___ Provided records ___

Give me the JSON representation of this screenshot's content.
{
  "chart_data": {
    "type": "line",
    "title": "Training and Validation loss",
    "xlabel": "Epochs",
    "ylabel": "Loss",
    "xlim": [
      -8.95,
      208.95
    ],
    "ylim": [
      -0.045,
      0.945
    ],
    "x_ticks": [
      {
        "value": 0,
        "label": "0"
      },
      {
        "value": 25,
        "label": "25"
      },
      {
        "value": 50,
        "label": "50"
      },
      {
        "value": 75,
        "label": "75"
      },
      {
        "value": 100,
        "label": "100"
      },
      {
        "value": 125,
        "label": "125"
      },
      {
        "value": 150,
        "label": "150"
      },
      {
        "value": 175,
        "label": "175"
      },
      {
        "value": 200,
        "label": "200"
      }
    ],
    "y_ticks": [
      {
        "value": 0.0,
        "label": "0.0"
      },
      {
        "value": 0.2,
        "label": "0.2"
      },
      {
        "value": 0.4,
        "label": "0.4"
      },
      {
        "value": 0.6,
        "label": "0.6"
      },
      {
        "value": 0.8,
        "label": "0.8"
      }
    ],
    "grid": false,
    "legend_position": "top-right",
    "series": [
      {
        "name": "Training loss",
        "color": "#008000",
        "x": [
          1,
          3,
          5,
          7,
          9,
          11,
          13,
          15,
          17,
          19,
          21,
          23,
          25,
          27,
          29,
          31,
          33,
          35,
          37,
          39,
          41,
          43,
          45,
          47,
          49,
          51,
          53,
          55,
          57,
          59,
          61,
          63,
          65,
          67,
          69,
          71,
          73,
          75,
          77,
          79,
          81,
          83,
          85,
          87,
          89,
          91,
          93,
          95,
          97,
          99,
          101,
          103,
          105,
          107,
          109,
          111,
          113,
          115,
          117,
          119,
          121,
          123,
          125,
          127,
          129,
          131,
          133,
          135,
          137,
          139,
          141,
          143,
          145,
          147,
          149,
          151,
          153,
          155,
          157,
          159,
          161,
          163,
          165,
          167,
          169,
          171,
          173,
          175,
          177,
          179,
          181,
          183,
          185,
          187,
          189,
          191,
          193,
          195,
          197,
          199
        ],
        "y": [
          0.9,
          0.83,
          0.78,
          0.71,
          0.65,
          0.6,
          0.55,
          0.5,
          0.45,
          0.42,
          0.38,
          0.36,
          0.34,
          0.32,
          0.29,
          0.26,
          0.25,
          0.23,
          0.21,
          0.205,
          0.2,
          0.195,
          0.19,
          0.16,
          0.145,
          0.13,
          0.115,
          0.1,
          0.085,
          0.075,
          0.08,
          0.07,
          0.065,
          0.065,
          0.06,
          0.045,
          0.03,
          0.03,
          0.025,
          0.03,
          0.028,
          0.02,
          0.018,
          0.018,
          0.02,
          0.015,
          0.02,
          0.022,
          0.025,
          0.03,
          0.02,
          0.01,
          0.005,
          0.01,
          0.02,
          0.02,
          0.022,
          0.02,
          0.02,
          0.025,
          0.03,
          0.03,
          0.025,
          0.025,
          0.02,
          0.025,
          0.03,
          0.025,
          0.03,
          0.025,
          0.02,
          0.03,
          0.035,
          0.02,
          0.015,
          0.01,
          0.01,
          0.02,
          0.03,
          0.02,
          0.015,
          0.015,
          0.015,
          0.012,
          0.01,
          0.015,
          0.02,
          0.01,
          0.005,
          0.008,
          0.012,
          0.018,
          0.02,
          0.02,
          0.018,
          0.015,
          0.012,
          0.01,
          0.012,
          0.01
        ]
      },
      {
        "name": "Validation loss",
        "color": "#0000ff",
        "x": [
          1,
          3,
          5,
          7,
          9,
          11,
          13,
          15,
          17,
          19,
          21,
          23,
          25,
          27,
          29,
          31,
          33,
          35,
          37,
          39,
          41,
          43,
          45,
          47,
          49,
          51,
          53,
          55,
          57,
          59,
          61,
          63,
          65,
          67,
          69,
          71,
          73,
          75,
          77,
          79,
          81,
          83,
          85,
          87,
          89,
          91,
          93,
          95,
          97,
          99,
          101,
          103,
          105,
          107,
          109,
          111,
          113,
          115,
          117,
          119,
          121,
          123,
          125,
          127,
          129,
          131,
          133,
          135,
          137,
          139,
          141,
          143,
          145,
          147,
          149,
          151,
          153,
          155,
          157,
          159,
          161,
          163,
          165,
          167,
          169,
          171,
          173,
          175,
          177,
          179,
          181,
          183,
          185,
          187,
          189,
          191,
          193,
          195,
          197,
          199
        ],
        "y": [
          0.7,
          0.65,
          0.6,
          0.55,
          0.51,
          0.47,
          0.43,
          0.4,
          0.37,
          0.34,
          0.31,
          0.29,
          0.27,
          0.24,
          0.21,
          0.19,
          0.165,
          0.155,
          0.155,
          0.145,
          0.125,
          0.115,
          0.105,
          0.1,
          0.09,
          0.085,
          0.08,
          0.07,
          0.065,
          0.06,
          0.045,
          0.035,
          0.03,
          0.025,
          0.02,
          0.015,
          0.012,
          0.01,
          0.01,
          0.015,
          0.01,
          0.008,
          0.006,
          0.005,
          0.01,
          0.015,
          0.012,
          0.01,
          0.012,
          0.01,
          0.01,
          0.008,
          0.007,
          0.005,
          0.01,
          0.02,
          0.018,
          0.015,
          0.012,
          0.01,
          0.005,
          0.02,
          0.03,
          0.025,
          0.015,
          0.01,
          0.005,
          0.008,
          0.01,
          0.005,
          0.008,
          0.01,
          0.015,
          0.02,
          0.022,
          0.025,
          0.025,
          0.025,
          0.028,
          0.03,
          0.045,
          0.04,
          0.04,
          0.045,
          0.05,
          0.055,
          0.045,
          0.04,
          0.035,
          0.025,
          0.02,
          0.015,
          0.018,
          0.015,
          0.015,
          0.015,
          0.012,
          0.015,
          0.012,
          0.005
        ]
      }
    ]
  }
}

___

- Requirement
Your task is to repeat every entry exactly.

- Complete output
Give me the JSON representation of this screenshot's content.
{
  "chart_data": {
    "type": "line",
    "title": "Training and Validation loss",
    "xlabel": "Epochs",
    "ylabel": "Loss",
    "xlim": [
      -8.95,
      208.95
    ],
    "ylim": [
      -0.045,
      0.945
    ],
    "x_ticks": [
      {
        "value": 0,
        "label": "0"
      },
      {
        "value": 25,
        "label": "25"
      },
      {
        "value": 50,
        "label": "50"
      },
      {
        "value": 75,
        "label": "75"
      },
      {
        "value": 100,
        "label": "100"
      },
      {
        "value": 125,
        "label": "125"
      },
      {
        "value": 150,
        "label": "150"
      },
      {
        "value": 175,
        "label": "175"
      },
      {
        "value": 200,
        "label": "200"
      }
    ],
    "y_ticks": [
      {
        "value": 0.0,
        "label": "0.0"
      },
      {
        "value": 0.2,
        "label": "0.2"
      },
      {
        "value": 0.4,
        "label": "0.4"
      },
      {
        "value": 0.6,
        "label": "0.6"
      },
      {
        "value": 0.8,
        "label": "0.8"
      }
    ],
    "grid": false,
    "legend_position": "top-right",
    "series": [
      {
        "name": "Training loss",
        "color": "#008000",
        "x": [
          1,
          3,
          5,
          7,
          9,
          11,
          13,
          15,
          17,
          19,
          21,
          23,
          25,
          27,
          29,
          31,
          33,
          35,
          37,
          39,
          41,
          43,
          45,
          47,
          49,
          51,
          53,
          55,
          57,
          59,
          61,
          63,
          65,
          67,
          69,
          71,
          73,
          75,
          77,
          79,
          81,
          83,
          85,
          87,
          89,
          91,
          93,
          95,
          97,
          99,
          101,
          103,
          105,
          107,
          109,
          111,
          113,
          115,
          117,
          119,
          121,
          123,
          125,
          127,
          129,
          131,
          133,
          135,
          137,
          139,
          141,
          143,
          145,
          147,
          149,
          151,
          153,
          155,
          157,
          159,
          161,
          163,
          165,
          167,
          169,
          171,
          173,
          175,
          177,
          179,
          181,
          183,
          185,
          187,
          189,
          191,
          193,
          195,
          197,
          199
        ],
        "y": [
          0.9,
          0.83,
          0.78,
          0.71,
          0.65,
          0.6,
          0.55,
          0.5,
          0.45,
          0.42,
          0.38,
          0.36,
          0.34,
          0.32,
          0.29,
          0.26,
          0.25,
          0.23,
          0.21,
          0.205,
          0.2,
          0.195,
          0.19,
          0.16,
          0.145,
          0.13,
          0.115,
          0.1,
          0.085,
          0.075,
          0.08,
          0.07,
          0.065,
          0.065,
          0.06,
          0.045,
          0.03,
          0.03,
          0.025,
          0.03,
          0.028,
          0.02,
          0.018,
          0.018,
          0.02,
          0.015,
          0.02,
          0.022,
          0.025,
          0.03,
          0.02,
          0.01,
          0.005,
          0.01,
          0.02,
          0.02,
          0.022,
          0.02,
          0.02,
          0.025,
          0.03,
          0.03,
          0.025,
          0.025,
          0.02,
          0.025,
          0.03,
          0.025,
          0.03,
          0.025,
          0.02,
          0.03,
          0.035,
          0.02,
          0.015,
          0.01,
          0.01,
          0.02,
          0.03,
          0.02,
          0.015,
          0.015,
          0.015,
          0.012,
          0.01,
          0.015,
          0.02,
          0.01,
          0.005,
          0.008,
          0.012,
          0.018,
          0.02,
          0.02,
          0.018,
          0.015,
          0.012,
          0.01,
          0.012,
          0.01
        ]
      },
      {
        "name": "Validation loss",
        "color": "#0000ff",
        "x": [
          1,
          3,
          5,
          7,
          9,
          11,
          13,
          15,
          17,
          19,
          21,
          23,
          25,
          27,
          29,
          31,
          33,
          35,
          37,
          39,
          41,
          43,
          45,
          47,
          49,
          51,
          53,
          55,
          57,
          59,
          61,
          63,
          65,
          67,
          69,
          71,
          73,
          75,
          77,
          79,
          81,
          83,
          85,
          87,
          89,
          91,
          93,
          95,
          97,
          99,
          101,
          103,
          105,
          107,
          109,
          111,
          113,
          115,
          117,
          119,
          121,
          123,
          125,
          127,
          129,
          131,
          133,
          135,
          137,
          139,
          141,
          143,
          145,
          147,
          149,
          151,
          153,
          155,
          157,
          159,
          161,
          163,
          165,
          167,
          169,
          171,
          173,
          175,
          177,
          179,
          181,
          183,
          185,
          187,
          189,
          191,
          193,
          195,
          197,
          199
        ],
        "y": [
          0.7,
          0.65,
          0.6,
          0.55,
          0.51,
          0.47,
          0.43,
          0.4,
          0.37,
          0.34,
          0.31,
          0.29,
          0.27,
          0.24,
          0.21,
          0.19,
          0.165,
          0.155,
          0.155,
          0.145,
          0.125,
          0.115,
          0.105,
          0.1,
          0.09,
          0.085,
          0.08,
          0.07,
          0.065,
          0.06,
          0.045,
          0.035,
          0.03,
          0.025,
          0.02,
          0.015,
          0.012,
          0.01,
          0.01,
          0.015,
          0.01,
          0.008,
          0.006,
          0.005,
          0.01,
          0.015,
          0.012,
          0.01,
          0.012,
          0.01,
          0.01,
          0.008,
          0.007,
          0.005,
          0.01,
          0.02,
          0.018,
          0.015,
          0.012,
          0.01,
          0.005,
          0.02,
          0.03,
          0.025,
          0.015,
          0.01,
          0.005,
          0.008,
          0.01,
          0.005,
          0.008,
          0.01,
          0.015,
          0.02,
          0.022,
          0.025,
          0.025,
          0.025,
          0.028,
          0.03,
          0.045,
          0.04,
          0.04,
          0.045,
          0.05,
          0.055,
          0.045,
          0.04,
          0.035,
          0.025,
          0.02,
          0.015,
          0.018,
          0.015,
          0.015,
          0.015,
          0.012,
          0.015,
          0.012,
          0.005
        ]
      }
    ]
  }
}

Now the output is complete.